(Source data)
=======
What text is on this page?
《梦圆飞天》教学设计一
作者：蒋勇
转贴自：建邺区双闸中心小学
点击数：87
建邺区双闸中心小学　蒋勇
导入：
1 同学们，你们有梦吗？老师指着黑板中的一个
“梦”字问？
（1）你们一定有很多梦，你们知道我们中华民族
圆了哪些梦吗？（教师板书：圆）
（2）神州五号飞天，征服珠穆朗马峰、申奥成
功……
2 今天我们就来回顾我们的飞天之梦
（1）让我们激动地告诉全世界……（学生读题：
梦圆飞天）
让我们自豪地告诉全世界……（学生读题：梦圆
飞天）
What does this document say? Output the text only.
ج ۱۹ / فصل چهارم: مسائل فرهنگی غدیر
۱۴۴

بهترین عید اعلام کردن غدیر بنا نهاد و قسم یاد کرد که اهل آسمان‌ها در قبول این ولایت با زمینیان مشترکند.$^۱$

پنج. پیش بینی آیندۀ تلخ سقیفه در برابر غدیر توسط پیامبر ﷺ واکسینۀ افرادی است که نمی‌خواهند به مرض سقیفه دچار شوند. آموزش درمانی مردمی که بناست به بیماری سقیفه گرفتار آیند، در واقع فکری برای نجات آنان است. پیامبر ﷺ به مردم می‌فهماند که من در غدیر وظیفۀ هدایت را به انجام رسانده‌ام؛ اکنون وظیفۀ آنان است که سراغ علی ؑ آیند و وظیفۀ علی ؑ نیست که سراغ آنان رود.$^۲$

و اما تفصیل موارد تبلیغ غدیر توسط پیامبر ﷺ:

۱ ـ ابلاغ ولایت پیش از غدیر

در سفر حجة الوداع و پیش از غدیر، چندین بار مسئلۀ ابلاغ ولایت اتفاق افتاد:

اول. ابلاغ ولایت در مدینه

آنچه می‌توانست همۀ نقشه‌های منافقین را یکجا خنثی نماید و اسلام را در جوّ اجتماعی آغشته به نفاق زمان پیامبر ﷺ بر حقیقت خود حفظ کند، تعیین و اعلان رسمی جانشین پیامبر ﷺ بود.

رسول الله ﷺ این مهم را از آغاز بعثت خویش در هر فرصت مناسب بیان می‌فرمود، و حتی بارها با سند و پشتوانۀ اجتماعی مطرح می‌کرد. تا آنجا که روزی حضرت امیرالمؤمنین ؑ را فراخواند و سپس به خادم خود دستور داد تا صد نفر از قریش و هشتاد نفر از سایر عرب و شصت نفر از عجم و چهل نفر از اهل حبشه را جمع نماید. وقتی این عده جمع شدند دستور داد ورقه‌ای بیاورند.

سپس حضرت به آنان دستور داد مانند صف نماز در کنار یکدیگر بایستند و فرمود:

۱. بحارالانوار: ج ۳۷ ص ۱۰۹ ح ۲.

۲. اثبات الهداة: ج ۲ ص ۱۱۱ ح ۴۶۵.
=======
● **Goal**
Exactly reproduce every line of the records.

● **Finished answer**
What text is on this page?
《梦圆飞天》教学设计一
作者：蒋勇
转贴自：建邺区双闸中心小学
点击数：87
建邺区双闸中心小学　蒋勇
导入：
1 同学们，你们有梦吗？老师指着黑板中的一个
“梦”字问？
（1）你们一定有很多梦，你们知道我们中华民族
圆了哪些梦吗？（教师板书：圆）
（2）神州五号飞天，征服珠穆朗马峰、申奥成
功……
2 今天我们就来回顾我们的飞天之梦
（1）让我们激动地告诉全世界……（学生读题：
梦圆飞天）
让我们自豪地告诉全世界……（学生读题：梦圆
飞天）
What does this document say? Output the text only.
ج ۱۹ / فصل چهارم: مسائل فرهنگی غدیر
۱۴۴

بهترین عید اعلام کردن غدیر بنا نهاد و قسم یاد کرد که اهل آسمان‌ها در قبول این ولایت با زمینیان مشترکند.$^۱$

پنج. پیش بینی آیندۀ تلخ سقیفه در برابر غدیر توسط پیامبر ﷺ واکسینۀ افرادی است که نمی‌خواهند به مرض سقیفه دچار شوند. آموزش درمانی مردمی که بناست به بیماری سقیفه گرفتار آیند، در واقع فکری برای نجات آنان است. پیامبر ﷺ به مردم می‌فهماند که من در غدیر وظیفۀ هدایت را به انجام رسانده‌ام؛ اکنون وظیفۀ آنان است که سراغ علی ؑ آیند و وظیفۀ علی ؑ نیست که سراغ آنان رود.$^۲$

و اما تفصیل موارد تبلیغ غدیر توسط پیامبر ﷺ:

۱ ـ ابلاغ ولایت پیش از غدیر

در سفر حجة الوداع و پیش از غدیر، چندین بار مسئلۀ ابلاغ ولایت اتفاق افتاد:

اول. ابلاغ ولایت در مدینه

آنچه می‌توانست همۀ نقشه‌های منافقین را یکجا خنثی نماید و اسلام را در جوّ اجتماعی آغشته به نفاق زمان پیامبر ﷺ بر حقیقت خود حفظ کند، تعیین و اعلان رسمی جانشین پیامبر ﷺ بود.

رسول الله ﷺ این مهم را از آغاز بعثت خویش در هر فرصت مناسب بیان می‌فرمود، و حتی بارها با سند و پشتوانۀ اجتماعی مطرح می‌کرد. تا آنجا که روزی حضرت امیرالمؤمنین ؑ را فراخواند و سپس به خادم خود دستور داد تا صد نفر از قریش و هشتاد نفر از سایر عرب و شصت نفر از عجم و چهل نفر از اهل حبشه را جمع نماید. وقتی این عده جمع شدند دستور داد ورقه‌ای بیاورند.

سپس حضرت به آنان دستور داد مانند صف نماز در کنار یکدیگر بایستند و فرمود:

۱. بحارالانوار: ج ۳۷ ص ۱۰۹ ح ۲.

۲. اثبات الهداة: ج ۲ ص ۱۱۱ ح ۴۶۵.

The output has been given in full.